▶ **Task instructions**:
From the entries below, pull out each line where "Infrastructure" appears.

======== Entries provided

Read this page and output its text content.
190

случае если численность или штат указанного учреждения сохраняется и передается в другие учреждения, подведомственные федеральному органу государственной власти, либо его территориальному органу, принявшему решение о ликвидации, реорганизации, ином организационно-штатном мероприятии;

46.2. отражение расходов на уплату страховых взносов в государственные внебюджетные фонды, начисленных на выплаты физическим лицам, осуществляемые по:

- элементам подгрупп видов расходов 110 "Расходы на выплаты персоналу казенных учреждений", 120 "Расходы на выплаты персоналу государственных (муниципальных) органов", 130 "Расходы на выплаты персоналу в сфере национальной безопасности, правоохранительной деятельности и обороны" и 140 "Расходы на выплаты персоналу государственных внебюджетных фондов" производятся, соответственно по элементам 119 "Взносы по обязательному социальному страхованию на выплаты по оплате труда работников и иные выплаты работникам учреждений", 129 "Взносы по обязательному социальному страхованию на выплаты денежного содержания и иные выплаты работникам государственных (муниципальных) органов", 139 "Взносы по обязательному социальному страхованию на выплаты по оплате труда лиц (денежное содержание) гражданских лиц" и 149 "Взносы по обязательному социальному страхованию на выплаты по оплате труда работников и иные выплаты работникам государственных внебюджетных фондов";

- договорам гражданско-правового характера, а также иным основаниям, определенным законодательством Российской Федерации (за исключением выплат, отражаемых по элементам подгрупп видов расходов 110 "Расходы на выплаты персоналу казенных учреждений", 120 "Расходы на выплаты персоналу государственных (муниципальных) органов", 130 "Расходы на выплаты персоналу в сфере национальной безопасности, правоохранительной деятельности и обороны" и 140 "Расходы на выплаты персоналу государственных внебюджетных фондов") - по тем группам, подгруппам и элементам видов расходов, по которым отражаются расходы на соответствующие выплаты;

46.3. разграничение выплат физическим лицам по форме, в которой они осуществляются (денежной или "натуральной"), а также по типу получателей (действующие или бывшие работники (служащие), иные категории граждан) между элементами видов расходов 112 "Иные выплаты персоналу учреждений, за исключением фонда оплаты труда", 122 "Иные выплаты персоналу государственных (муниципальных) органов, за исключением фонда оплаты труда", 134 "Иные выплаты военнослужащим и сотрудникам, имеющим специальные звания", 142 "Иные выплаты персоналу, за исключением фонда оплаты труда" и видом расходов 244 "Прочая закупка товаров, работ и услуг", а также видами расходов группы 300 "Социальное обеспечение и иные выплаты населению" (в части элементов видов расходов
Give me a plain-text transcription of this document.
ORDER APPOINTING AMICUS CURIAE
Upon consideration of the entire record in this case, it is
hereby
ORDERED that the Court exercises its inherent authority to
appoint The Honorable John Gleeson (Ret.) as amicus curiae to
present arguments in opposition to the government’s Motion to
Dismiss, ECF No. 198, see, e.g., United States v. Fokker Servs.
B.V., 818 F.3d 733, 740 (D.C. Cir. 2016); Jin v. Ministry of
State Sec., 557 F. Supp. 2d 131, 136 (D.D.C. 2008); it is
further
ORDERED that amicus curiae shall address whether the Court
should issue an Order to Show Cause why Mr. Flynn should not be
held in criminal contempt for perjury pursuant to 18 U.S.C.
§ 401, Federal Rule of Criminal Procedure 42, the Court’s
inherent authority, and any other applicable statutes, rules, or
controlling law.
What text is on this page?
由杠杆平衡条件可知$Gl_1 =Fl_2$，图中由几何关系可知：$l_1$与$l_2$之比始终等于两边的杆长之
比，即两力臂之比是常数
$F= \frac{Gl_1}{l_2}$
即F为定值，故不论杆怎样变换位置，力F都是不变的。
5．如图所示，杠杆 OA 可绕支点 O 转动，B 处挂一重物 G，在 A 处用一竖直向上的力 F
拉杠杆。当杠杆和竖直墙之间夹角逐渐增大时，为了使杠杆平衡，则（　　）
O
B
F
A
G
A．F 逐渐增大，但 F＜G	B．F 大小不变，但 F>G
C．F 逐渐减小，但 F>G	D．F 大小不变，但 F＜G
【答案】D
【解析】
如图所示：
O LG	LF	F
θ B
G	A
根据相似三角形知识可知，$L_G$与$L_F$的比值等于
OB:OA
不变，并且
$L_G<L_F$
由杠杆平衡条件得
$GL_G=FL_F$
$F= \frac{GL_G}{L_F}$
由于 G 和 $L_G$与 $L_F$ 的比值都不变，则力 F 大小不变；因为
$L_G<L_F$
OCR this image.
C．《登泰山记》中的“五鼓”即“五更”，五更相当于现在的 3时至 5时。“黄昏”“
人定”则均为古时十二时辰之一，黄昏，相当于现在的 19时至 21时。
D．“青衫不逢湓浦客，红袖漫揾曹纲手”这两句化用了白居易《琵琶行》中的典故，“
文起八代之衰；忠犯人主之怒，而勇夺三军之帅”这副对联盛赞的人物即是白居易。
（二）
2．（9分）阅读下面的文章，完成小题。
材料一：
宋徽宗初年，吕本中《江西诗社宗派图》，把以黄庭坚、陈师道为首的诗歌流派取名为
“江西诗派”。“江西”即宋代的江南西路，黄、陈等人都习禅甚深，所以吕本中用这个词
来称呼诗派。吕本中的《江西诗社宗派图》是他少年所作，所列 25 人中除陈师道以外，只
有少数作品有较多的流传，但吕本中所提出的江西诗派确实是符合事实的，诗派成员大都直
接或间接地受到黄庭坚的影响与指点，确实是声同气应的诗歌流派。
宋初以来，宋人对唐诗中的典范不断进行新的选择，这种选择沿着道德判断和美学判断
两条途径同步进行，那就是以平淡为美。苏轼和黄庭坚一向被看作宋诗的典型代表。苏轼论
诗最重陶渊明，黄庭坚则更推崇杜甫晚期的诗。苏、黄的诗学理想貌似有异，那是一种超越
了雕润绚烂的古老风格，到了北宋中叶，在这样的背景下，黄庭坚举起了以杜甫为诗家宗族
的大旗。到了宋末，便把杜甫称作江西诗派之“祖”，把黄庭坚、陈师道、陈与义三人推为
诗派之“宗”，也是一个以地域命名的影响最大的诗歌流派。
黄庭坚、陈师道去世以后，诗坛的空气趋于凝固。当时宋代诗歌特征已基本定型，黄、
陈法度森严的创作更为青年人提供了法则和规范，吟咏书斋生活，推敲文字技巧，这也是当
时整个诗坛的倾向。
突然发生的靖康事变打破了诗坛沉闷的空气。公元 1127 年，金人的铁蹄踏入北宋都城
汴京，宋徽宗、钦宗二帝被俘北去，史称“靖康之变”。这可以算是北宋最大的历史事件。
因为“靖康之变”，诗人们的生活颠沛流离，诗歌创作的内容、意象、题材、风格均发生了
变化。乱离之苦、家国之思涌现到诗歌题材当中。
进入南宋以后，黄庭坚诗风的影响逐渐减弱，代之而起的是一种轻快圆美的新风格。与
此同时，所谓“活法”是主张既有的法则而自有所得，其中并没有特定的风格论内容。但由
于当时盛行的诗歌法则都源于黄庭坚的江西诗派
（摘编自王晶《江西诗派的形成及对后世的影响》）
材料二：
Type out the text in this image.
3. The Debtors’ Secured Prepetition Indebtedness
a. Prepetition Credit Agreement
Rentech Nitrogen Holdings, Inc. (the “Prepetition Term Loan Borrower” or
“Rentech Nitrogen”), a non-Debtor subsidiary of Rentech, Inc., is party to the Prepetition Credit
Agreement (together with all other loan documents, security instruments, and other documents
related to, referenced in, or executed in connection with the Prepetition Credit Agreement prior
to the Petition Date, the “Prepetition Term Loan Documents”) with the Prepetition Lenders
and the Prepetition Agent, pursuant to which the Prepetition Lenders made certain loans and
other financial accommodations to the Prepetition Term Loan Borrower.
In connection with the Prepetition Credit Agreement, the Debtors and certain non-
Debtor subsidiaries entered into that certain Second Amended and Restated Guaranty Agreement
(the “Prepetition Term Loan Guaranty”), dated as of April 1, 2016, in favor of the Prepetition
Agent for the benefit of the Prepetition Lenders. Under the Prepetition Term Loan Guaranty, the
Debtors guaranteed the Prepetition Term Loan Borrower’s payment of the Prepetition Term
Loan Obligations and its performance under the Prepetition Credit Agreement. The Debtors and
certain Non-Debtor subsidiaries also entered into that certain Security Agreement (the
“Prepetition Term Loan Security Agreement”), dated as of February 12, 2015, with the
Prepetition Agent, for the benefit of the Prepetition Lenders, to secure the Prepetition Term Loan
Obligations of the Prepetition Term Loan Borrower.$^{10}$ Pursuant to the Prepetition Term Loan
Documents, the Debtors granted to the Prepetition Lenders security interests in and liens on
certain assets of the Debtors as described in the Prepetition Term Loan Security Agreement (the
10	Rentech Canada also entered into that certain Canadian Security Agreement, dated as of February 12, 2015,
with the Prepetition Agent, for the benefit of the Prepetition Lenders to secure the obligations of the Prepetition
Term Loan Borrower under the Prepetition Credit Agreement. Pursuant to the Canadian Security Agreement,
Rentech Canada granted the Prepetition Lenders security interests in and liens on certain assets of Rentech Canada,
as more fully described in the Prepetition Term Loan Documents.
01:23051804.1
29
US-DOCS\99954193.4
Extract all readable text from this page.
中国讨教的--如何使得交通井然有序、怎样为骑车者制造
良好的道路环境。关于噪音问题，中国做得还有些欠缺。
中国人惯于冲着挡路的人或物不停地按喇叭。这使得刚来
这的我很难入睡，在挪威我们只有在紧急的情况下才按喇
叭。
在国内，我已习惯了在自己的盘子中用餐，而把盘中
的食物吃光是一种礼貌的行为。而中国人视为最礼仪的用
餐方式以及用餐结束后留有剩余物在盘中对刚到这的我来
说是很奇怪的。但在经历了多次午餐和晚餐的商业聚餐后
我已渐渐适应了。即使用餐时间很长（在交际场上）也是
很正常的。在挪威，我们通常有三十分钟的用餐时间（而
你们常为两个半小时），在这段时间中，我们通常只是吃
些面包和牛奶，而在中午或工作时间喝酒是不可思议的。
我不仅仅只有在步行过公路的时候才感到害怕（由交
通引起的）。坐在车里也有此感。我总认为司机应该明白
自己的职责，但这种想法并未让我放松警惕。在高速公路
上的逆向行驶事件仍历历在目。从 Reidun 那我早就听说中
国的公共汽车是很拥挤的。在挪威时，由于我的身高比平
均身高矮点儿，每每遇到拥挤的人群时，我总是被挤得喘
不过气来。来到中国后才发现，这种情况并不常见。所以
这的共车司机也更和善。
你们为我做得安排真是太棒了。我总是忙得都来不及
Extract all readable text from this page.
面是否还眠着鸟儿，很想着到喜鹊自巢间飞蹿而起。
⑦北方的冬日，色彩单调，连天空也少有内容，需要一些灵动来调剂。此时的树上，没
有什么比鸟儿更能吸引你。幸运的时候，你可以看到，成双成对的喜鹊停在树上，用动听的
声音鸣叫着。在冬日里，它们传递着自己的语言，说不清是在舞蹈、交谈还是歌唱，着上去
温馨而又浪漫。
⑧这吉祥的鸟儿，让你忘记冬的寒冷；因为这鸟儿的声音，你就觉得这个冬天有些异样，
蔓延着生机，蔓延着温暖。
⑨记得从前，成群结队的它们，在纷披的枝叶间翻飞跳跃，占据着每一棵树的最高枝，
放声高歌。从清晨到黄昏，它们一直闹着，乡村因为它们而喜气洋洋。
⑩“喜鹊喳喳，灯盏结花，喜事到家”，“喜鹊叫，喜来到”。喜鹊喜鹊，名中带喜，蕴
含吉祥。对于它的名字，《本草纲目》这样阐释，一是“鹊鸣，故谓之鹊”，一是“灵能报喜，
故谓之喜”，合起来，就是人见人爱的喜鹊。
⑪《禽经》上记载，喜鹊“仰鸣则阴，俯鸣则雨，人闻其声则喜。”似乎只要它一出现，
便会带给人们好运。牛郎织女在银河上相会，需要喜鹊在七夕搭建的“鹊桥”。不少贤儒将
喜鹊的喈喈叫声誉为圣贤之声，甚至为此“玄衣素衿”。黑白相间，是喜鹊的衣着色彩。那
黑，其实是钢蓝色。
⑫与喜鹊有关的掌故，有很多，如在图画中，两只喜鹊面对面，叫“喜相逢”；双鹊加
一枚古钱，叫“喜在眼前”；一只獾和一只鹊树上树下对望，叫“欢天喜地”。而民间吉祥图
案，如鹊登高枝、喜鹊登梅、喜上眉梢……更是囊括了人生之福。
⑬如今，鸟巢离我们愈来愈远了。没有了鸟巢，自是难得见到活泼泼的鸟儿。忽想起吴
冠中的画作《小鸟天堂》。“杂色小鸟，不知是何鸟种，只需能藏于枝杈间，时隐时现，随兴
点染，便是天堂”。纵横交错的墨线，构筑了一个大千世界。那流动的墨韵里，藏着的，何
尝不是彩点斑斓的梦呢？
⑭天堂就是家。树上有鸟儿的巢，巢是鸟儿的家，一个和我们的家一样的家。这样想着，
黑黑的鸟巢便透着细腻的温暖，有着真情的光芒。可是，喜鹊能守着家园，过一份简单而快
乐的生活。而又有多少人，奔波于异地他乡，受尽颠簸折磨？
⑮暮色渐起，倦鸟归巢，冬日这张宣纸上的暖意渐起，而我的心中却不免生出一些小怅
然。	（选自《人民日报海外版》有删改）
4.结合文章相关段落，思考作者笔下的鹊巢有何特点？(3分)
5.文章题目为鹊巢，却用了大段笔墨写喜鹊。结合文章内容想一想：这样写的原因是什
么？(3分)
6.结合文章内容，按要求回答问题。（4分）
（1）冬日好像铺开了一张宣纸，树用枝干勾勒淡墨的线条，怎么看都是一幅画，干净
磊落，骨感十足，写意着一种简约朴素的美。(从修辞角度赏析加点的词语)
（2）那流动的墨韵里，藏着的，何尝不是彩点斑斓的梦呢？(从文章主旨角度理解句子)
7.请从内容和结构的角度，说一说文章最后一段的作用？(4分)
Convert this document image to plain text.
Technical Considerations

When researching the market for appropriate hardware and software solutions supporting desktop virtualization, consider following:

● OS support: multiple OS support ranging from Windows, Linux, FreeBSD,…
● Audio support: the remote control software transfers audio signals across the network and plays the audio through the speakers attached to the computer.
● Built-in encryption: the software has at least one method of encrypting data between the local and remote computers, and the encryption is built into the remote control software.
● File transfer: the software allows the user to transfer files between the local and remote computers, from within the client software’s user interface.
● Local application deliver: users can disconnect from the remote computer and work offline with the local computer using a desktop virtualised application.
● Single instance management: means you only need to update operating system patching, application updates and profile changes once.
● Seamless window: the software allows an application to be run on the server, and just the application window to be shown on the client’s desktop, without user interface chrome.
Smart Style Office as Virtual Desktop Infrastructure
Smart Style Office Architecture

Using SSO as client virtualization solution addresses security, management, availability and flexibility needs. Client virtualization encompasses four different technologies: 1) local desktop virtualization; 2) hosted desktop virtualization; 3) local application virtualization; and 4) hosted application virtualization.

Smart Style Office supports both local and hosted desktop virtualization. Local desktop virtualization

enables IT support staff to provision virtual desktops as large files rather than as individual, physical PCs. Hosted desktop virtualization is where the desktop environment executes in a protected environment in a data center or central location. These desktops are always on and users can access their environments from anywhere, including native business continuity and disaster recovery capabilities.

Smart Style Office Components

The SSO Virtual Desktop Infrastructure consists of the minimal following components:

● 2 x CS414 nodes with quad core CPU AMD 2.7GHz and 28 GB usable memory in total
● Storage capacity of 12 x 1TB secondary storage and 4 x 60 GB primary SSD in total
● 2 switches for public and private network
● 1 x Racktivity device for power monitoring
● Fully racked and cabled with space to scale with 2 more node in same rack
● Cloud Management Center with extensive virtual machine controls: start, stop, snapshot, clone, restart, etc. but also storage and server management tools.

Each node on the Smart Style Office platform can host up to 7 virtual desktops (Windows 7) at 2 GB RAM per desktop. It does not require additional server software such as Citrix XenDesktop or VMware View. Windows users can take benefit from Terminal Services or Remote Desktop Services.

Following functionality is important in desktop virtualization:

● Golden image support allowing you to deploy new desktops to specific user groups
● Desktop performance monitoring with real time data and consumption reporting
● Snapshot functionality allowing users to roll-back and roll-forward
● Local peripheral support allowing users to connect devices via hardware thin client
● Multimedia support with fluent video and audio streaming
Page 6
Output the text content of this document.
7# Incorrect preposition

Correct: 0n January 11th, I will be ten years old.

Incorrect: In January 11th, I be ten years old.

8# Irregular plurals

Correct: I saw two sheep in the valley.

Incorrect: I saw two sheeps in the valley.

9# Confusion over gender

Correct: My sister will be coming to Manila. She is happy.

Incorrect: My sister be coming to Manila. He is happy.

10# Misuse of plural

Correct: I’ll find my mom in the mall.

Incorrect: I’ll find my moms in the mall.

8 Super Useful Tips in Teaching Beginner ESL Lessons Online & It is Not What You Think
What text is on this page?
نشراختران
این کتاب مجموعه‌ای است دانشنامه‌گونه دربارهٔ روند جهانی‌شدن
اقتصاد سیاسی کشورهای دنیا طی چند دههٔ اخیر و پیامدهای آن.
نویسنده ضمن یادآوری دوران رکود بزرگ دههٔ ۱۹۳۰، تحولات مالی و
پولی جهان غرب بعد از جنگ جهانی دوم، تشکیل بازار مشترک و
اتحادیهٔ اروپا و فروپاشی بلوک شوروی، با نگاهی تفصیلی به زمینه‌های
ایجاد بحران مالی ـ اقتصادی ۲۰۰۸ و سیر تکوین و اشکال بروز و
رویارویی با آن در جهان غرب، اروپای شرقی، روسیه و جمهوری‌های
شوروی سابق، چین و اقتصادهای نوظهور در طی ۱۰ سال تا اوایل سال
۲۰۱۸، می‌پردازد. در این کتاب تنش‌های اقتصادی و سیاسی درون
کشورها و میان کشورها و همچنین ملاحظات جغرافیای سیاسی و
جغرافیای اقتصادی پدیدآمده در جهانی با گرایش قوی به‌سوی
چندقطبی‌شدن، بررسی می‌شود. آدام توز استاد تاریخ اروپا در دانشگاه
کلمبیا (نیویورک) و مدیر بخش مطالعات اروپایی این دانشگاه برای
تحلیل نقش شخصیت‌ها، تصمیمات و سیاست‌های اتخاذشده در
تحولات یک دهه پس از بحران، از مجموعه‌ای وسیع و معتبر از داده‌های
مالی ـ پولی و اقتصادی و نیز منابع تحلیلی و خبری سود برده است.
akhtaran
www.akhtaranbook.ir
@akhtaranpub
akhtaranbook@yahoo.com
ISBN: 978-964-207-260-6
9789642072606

================

▶ **Task output**:
Smart Style Office as Virtual Desktop Infrastructure
The SSO Virtual Desktop Infrastructure consists of the minimal following components:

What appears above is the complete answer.